## Exercise task
Answer with one number: the count of lines in this material that hold the word "проема".

(Dataset items)
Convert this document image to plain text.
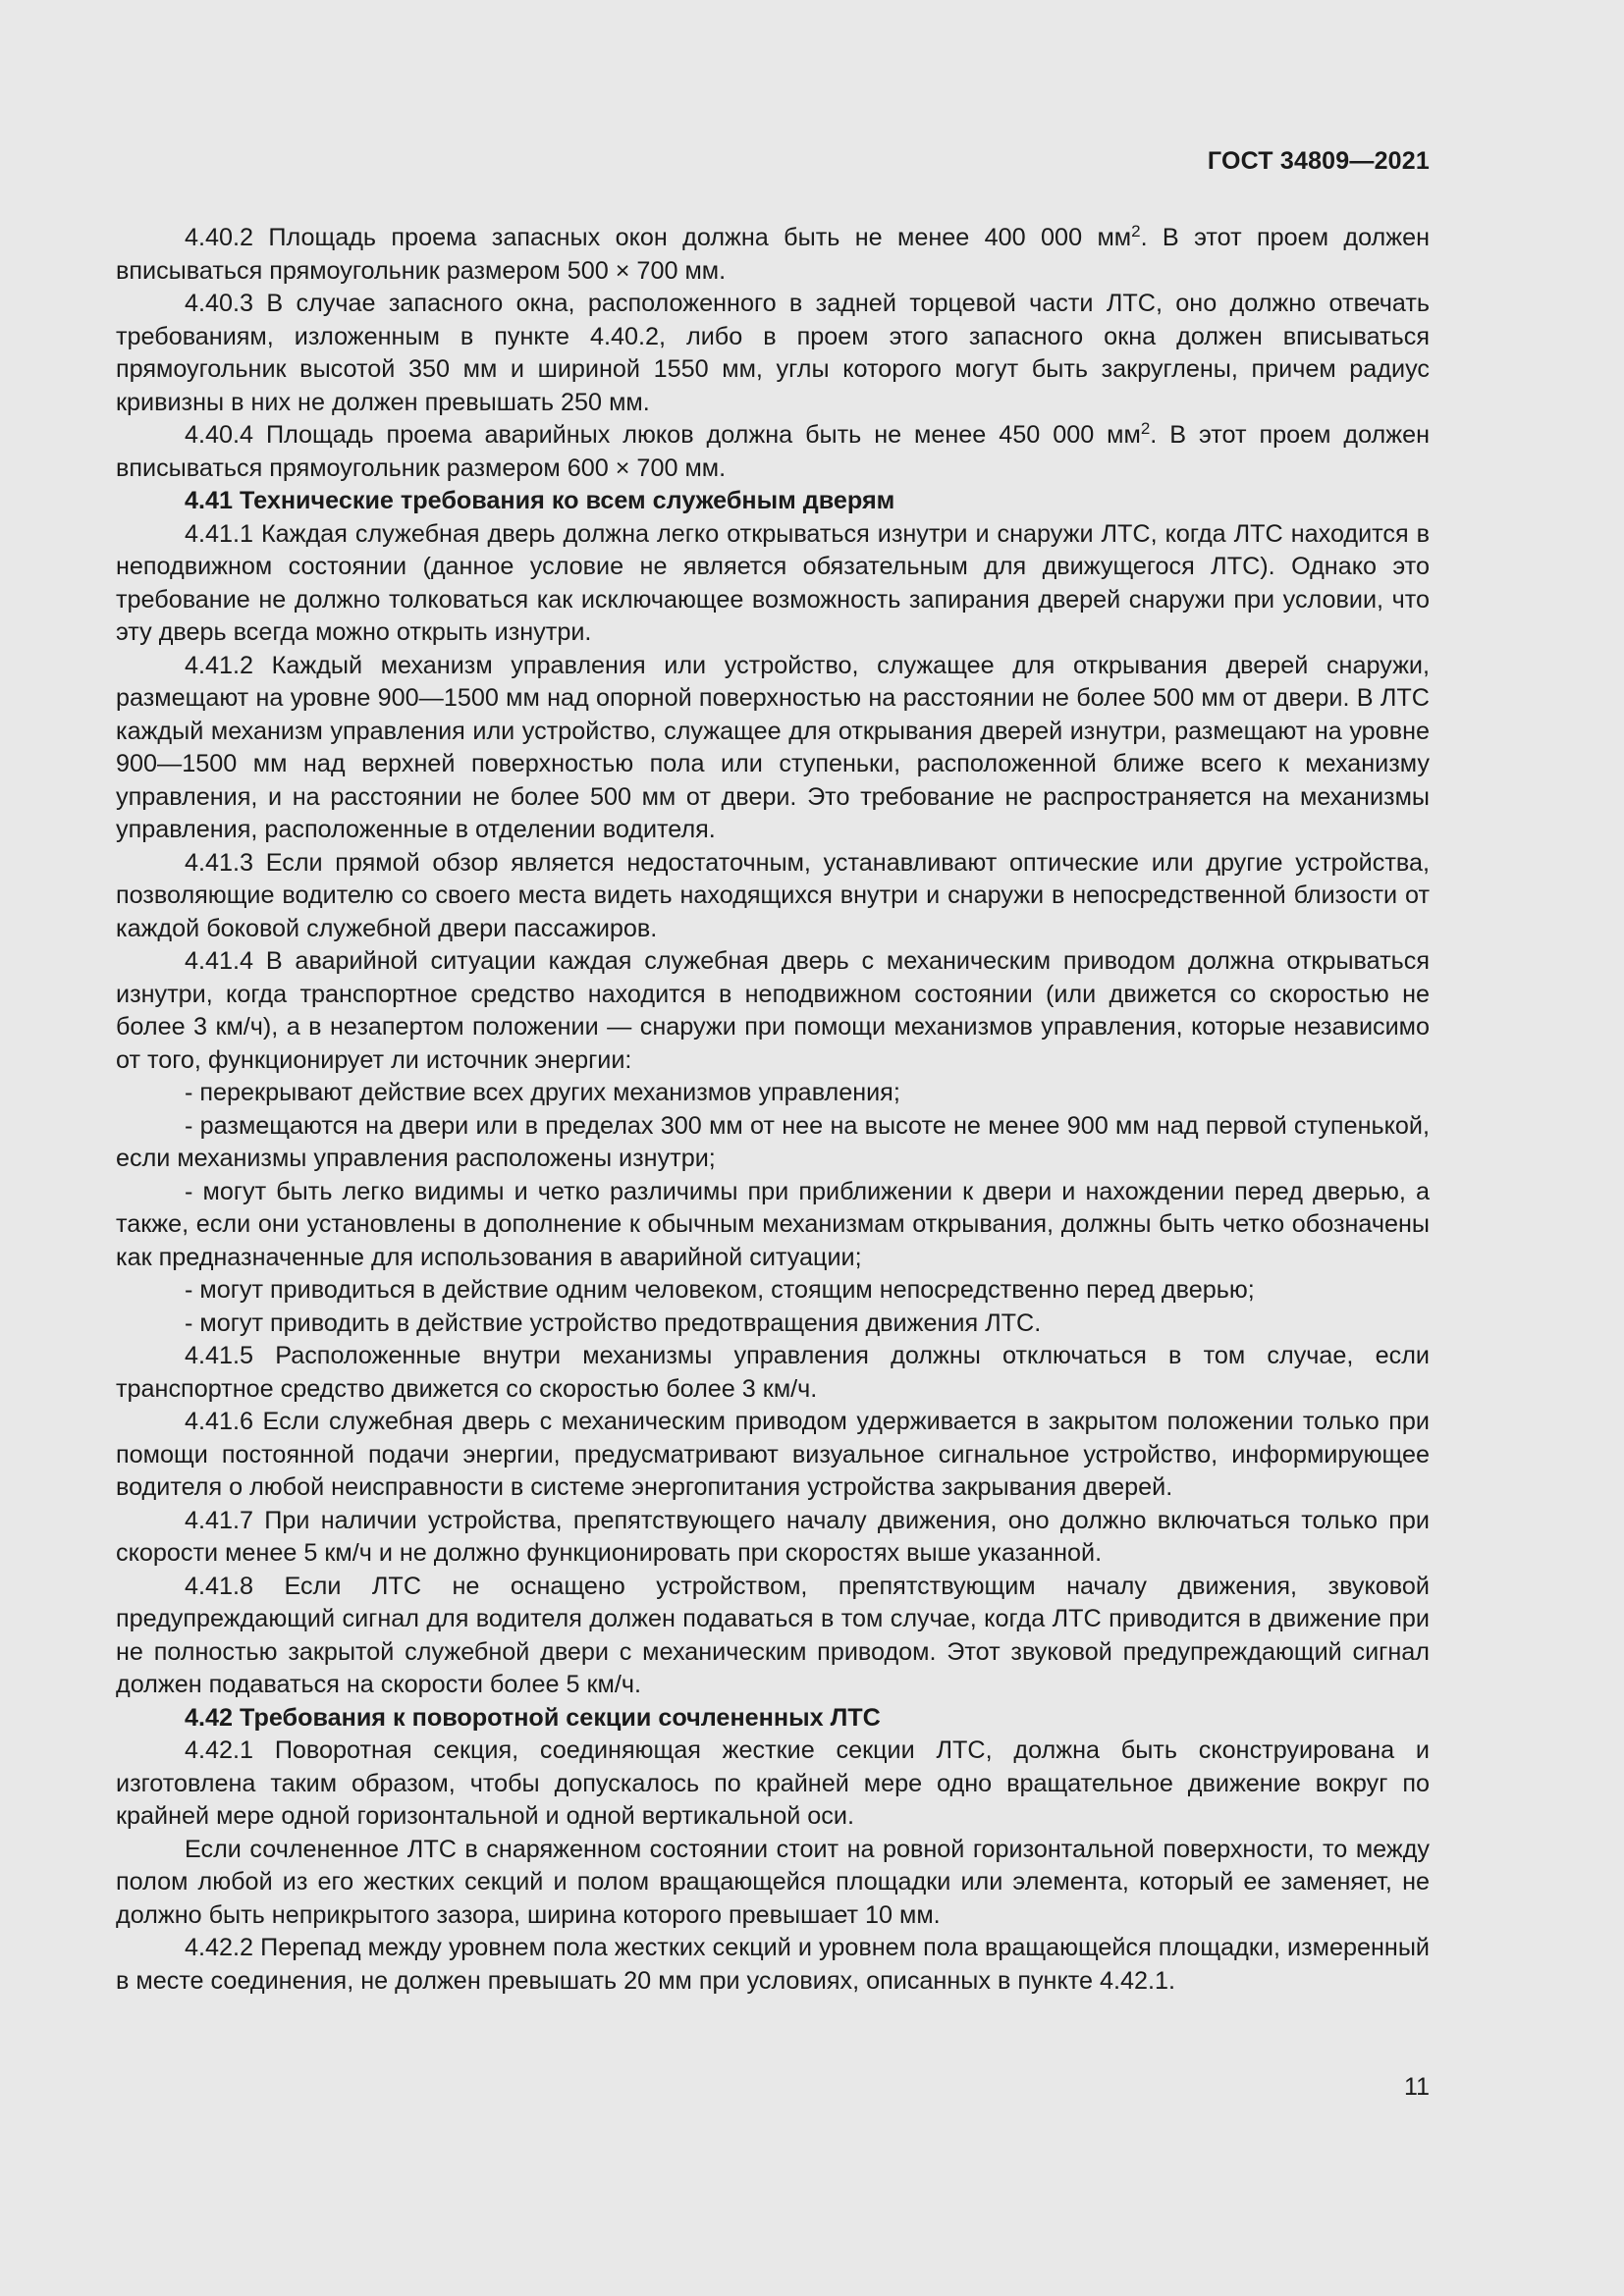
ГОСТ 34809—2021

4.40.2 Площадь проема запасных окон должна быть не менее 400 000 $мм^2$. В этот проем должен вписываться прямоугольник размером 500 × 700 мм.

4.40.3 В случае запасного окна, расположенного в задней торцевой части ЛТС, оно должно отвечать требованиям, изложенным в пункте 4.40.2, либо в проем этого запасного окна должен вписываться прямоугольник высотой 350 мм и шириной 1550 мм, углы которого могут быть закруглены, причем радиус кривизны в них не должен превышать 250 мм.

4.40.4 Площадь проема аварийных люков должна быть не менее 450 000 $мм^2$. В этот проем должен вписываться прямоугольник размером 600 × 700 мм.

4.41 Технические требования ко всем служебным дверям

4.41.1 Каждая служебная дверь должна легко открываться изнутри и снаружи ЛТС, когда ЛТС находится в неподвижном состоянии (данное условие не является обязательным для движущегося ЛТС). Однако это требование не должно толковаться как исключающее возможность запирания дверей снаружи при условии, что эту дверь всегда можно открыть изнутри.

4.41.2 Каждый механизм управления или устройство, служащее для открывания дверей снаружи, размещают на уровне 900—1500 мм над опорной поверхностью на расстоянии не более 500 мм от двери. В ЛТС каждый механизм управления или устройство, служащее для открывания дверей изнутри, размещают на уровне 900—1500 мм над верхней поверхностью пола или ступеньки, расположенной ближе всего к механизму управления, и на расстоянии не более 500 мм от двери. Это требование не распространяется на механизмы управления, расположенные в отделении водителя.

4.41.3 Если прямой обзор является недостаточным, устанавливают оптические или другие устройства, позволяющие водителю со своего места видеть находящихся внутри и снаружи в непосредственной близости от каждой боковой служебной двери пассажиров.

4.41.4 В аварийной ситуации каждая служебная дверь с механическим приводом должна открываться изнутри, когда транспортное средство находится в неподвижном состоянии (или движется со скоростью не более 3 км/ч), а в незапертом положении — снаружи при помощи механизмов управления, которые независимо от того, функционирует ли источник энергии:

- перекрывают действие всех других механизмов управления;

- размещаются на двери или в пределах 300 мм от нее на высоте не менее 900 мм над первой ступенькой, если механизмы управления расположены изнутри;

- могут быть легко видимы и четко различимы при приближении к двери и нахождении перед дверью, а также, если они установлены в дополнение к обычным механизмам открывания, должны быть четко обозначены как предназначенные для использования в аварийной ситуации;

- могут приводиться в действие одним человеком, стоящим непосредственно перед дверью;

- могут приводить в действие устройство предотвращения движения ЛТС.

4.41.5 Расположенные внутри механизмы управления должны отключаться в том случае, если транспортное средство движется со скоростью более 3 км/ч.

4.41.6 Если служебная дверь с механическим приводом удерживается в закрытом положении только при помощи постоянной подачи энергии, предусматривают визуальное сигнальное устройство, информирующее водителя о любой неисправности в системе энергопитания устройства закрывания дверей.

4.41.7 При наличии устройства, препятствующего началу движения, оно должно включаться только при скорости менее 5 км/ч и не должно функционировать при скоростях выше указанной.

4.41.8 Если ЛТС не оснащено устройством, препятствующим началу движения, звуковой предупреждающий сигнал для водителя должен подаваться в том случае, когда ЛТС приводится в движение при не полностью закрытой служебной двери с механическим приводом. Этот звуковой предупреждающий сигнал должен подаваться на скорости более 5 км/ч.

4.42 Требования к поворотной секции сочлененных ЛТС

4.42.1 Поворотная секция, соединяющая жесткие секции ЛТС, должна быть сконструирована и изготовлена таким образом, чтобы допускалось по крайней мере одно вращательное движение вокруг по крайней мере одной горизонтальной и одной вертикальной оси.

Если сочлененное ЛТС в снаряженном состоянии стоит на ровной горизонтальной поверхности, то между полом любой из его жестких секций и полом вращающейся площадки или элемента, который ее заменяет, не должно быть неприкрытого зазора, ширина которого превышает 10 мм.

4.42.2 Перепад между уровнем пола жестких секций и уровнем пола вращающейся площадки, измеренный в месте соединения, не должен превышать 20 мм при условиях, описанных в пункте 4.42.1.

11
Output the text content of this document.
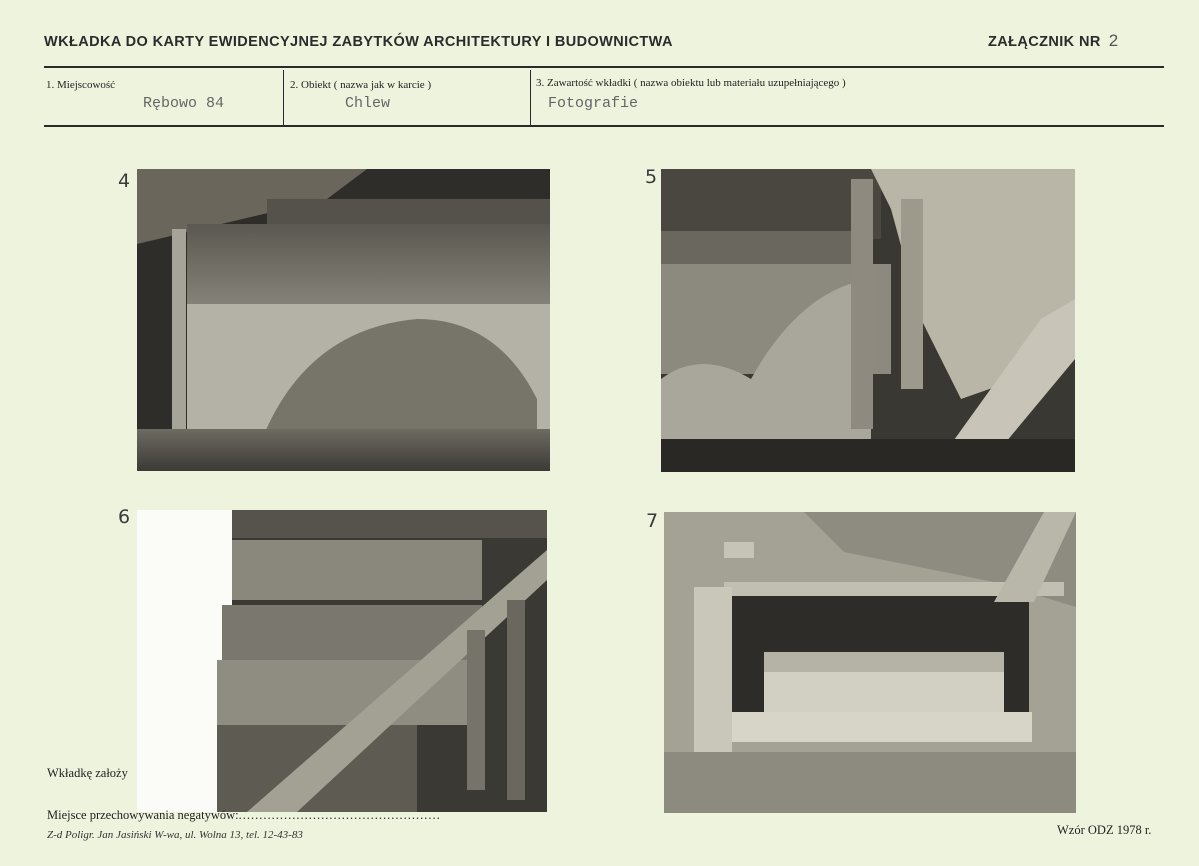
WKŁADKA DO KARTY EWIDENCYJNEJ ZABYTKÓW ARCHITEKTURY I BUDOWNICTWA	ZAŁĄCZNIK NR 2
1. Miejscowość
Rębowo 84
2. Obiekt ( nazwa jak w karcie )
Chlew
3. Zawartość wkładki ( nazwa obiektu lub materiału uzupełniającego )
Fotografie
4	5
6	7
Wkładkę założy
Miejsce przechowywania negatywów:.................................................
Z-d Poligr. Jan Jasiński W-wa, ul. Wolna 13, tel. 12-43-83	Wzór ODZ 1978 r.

## Full solution
2